Write out the listing below from the line containing "Extract all readable text from this page." to its last line, unaltered, ends included.

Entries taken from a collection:
--------------------

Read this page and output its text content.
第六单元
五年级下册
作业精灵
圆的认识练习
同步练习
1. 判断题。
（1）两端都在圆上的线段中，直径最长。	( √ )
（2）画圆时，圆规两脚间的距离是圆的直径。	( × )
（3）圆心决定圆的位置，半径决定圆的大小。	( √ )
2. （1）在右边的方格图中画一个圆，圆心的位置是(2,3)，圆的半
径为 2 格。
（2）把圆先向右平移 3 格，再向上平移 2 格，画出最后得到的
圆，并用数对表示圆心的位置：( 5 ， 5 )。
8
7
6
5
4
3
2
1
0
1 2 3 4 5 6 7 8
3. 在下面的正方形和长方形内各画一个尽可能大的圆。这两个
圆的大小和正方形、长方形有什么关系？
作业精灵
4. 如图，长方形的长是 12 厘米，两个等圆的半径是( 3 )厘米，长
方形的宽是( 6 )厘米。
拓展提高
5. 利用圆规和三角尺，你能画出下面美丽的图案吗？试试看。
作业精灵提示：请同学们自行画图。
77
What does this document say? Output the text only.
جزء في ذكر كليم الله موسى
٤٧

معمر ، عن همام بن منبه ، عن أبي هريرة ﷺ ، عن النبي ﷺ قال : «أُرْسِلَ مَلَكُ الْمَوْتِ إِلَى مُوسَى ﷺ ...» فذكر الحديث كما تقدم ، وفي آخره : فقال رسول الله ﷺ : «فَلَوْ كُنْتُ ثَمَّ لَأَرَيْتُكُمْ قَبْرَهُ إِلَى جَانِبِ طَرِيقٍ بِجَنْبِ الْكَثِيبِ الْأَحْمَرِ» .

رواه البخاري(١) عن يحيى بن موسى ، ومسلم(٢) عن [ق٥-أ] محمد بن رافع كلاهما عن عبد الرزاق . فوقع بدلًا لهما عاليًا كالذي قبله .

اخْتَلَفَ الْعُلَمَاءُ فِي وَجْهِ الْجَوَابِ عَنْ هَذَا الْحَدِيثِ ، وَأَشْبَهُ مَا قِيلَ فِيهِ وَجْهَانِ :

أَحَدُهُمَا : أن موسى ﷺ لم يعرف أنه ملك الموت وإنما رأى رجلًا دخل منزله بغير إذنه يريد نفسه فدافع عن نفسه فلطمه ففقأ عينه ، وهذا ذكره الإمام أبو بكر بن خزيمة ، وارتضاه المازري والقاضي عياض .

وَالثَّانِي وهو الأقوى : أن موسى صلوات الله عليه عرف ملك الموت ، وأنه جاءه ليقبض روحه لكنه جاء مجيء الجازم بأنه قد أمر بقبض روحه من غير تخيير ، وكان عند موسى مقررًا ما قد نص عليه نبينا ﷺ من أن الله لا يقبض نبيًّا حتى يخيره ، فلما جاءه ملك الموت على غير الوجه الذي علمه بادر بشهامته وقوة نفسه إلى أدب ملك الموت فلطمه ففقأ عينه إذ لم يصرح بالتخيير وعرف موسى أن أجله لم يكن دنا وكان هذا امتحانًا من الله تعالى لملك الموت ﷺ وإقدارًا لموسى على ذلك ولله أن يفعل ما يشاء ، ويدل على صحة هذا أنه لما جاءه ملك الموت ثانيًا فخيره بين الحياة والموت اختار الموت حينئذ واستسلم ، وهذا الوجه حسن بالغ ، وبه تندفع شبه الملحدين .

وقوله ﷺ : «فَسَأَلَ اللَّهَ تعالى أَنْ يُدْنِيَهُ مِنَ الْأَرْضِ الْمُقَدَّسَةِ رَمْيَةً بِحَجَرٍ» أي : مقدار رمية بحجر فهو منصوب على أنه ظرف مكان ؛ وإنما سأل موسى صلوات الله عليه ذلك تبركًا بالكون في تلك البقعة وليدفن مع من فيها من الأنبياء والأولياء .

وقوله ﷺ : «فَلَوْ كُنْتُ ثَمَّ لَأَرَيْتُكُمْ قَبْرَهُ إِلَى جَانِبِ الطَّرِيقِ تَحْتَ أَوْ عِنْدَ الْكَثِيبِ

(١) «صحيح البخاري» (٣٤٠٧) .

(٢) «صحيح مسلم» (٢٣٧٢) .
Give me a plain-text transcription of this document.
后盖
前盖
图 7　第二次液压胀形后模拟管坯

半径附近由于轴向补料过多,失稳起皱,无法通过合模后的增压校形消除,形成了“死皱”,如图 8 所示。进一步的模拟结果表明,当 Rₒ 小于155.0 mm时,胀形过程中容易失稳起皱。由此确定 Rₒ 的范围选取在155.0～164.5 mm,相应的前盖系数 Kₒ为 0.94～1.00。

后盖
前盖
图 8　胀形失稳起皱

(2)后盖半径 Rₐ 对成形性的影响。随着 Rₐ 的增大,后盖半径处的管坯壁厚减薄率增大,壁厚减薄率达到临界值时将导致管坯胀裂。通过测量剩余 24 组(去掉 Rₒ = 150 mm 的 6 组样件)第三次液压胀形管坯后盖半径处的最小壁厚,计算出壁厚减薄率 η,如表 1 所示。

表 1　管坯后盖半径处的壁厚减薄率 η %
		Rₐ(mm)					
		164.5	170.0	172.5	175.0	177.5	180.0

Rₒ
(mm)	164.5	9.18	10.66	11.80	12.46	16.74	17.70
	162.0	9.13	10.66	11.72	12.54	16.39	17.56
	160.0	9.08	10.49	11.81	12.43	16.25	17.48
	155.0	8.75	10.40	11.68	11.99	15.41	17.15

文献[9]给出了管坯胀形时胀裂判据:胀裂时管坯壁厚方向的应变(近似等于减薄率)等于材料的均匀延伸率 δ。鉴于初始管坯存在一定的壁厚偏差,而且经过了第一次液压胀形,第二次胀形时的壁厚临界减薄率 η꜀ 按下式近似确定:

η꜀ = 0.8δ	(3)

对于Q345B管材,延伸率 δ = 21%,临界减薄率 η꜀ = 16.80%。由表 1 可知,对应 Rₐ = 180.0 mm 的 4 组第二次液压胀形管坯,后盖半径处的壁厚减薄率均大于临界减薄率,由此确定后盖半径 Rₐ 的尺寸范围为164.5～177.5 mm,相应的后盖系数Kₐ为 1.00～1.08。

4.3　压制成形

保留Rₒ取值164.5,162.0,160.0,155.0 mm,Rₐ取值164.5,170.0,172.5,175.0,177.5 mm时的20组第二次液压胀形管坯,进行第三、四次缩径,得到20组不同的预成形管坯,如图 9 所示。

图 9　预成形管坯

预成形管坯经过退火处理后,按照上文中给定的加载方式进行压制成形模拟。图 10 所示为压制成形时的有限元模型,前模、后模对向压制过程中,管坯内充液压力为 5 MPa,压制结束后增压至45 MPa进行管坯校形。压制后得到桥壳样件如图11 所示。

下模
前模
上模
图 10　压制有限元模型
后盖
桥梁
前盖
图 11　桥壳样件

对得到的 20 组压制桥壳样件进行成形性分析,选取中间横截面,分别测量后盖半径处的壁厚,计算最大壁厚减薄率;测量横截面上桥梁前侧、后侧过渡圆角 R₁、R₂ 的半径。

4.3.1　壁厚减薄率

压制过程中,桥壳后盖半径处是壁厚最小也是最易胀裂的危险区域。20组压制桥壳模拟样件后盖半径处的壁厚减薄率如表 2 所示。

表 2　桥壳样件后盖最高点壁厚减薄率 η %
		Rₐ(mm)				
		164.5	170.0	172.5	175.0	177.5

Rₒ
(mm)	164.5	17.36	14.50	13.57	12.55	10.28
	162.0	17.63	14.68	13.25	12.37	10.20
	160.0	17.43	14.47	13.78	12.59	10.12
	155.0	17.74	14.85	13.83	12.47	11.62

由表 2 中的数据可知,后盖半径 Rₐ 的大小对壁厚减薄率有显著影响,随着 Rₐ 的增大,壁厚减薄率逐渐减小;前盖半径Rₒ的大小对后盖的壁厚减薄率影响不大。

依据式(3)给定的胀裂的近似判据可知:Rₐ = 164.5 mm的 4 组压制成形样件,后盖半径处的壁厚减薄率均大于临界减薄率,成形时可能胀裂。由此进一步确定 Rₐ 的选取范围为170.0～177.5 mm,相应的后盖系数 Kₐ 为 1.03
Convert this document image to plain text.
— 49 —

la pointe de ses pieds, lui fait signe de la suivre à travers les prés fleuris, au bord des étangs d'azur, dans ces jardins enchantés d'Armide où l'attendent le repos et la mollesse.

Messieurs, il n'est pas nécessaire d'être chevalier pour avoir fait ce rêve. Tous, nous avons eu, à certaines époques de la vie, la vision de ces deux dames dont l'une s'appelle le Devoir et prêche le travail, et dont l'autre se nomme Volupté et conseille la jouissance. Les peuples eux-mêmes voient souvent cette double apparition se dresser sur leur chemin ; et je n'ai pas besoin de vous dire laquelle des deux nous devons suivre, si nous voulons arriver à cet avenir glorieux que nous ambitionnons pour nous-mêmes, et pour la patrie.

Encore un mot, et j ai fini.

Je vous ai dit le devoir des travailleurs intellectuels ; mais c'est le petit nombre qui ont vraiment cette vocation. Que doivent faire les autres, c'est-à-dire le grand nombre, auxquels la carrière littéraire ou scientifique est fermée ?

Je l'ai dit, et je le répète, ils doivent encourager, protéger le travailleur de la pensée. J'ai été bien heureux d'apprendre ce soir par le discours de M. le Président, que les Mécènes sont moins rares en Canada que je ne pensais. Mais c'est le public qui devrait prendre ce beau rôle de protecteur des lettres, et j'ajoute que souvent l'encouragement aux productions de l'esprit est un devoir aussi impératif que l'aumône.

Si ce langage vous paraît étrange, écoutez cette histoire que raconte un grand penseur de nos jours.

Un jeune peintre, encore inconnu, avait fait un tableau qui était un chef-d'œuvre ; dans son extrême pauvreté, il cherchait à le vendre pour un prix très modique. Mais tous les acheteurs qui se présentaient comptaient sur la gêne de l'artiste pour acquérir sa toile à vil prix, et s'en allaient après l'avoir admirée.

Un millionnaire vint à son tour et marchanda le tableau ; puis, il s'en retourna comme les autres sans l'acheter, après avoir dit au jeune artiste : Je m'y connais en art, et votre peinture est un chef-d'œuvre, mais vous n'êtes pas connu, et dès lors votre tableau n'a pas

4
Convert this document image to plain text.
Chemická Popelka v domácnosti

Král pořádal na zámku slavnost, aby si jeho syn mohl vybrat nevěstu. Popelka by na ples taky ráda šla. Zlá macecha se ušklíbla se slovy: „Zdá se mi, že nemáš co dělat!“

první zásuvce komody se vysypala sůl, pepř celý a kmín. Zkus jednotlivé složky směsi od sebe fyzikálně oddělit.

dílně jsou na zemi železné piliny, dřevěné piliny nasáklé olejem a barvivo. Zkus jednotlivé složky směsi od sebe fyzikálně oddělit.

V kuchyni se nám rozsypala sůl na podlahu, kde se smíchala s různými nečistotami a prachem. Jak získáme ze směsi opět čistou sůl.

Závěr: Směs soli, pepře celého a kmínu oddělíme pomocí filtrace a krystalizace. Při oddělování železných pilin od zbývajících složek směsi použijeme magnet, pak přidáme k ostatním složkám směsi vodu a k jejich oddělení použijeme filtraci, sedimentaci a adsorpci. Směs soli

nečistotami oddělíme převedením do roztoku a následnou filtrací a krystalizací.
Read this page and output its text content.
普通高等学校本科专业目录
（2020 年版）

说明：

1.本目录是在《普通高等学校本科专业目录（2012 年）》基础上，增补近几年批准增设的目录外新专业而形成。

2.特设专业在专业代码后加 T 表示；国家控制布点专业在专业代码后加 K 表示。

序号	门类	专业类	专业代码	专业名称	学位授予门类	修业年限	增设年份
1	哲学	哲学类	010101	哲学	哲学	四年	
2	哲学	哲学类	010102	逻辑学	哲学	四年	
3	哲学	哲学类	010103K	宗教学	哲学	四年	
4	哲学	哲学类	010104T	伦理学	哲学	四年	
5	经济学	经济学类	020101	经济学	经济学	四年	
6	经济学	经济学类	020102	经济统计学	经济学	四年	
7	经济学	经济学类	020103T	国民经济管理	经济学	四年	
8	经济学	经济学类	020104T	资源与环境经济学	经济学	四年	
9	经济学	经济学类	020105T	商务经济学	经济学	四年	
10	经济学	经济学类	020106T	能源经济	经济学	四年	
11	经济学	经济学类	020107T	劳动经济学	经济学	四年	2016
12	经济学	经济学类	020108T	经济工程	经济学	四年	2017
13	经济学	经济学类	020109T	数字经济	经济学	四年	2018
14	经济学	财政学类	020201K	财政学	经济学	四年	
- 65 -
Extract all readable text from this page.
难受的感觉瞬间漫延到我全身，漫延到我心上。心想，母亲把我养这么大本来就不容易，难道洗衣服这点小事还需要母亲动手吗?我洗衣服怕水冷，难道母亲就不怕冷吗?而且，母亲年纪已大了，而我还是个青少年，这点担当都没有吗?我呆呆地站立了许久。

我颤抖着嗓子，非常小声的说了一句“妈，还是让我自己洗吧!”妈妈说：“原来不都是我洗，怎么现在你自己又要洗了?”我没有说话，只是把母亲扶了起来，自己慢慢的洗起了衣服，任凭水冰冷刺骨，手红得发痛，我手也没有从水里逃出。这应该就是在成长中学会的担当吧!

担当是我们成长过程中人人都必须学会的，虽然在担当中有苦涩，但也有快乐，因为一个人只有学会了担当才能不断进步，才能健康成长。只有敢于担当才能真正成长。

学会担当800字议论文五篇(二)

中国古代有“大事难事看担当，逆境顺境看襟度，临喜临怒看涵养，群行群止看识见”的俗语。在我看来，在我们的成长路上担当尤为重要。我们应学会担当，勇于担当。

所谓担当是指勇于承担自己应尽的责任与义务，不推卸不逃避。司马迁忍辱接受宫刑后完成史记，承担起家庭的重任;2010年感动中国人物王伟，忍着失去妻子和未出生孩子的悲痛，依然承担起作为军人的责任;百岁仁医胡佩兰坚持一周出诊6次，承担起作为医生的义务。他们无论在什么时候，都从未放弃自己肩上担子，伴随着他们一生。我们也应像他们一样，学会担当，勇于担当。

--------------------

§ Solution to this problem:
Extract all readable text from this page.
难受的感觉瞬间漫延到我全身，漫延到我心上。心想，母亲把我养这么大本来就不容易，难道洗衣服这点小事还需要母亲动手吗?我洗衣服怕水冷，难道母亲就不怕冷吗?而且，母亲年纪已大了，而我还是个青少年，这点担当都没有吗?我呆呆地站立了许久。

我颤抖着嗓子，非常小声的说了一句“妈，还是让我自己洗吧!”妈妈说：“原来不都是我洗，怎么现在你自己又要洗了?”我没有说话，只是把母亲扶了起来，自己慢慢的洗起了衣服，任凭水冰冷刺骨，手红得发痛，我手也没有从水里逃出。这应该就是在成长中学会的担当吧!

担当是我们成长过程中人人都必须学会的，虽然在担当中有苦涩，但也有快乐，因为一个人只有学会了担当才能不断进步，才能健康成长。只有敢于担当才能真正成长。

学会担当800字议论文五篇(二)

中国古代有“大事难事看担当，逆境顺境看襟度，临喜临怒看涵养，群行群止看识见”的俗语。在我看来，在我们的成长路上担当尤为重要。我们应学会担当，勇于担当。

所谓担当是指勇于承担自己应尽的责任与义务，不推卸不逃避。司马迁忍辱接受宫刑后完成史记，承担起家庭的重任;2010年感动中国人物王伟，忍着失去妻子和未出生孩子的悲痛，依然承担起作为军人的责任;百岁仁医胡佩兰坚持一周出诊6次，承担起作为医生的义务。他们无论在什么时候，都从未放弃自己肩上担子，伴随着他们一生。我们也应像他们一样，学会担当，勇于担当。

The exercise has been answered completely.